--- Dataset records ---
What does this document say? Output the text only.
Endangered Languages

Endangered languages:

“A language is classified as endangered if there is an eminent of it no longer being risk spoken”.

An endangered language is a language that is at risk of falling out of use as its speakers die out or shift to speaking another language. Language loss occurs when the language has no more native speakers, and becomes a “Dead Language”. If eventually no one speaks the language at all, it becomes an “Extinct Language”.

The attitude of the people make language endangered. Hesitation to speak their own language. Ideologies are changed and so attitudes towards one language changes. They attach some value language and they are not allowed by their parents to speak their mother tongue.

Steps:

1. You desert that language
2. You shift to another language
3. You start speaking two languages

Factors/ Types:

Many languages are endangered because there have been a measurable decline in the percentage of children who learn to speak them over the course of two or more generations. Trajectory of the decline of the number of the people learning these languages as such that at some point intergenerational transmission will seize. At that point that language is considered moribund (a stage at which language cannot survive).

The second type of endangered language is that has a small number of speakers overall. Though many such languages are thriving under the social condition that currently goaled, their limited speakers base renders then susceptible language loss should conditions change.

--- WHAT NEEDS TO BE DONE ---
Copy down the whole of the data above, matching it exactly.

--- RESULT FOR THIS TASK ---
What does this document say? Output the text only.
Endangered Languages

Endangered languages:

“A language is classified as endangered if there is an eminent of it no longer being risk spoken”.

An endangered language is a language that is at risk of falling out of use as its speakers die out or shift to speaking another language. Language loss occurs when the language has no more native speakers, and becomes a “Dead Language”. If eventually no one speaks the language at all, it becomes an “Extinct Language”.

The attitude of the people make language endangered. Hesitation to speak their own language. Ideologies are changed and so attitudes towards one language changes. They attach some value language and they are not allowed by their parents to speak their mother tongue.

Steps:

1. You desert that language
2. You shift to another language
3. You start speaking two languages

Factors/ Types:

Many languages are endangered because there have been a measurable decline in the percentage of children who learn to speak them over the course of two or more generations. Trajectory of the decline of the number of the people learning these languages as such that at some point intergenerational transmission will seize. At that point that language is considered moribund (a stage at which language cannot survive).

The second type of endangered language is that has a small number of speakers overall. Though many such languages are thriving under the social condition that currently goaled, their limited speakers base renders then susceptible language loss should conditions change.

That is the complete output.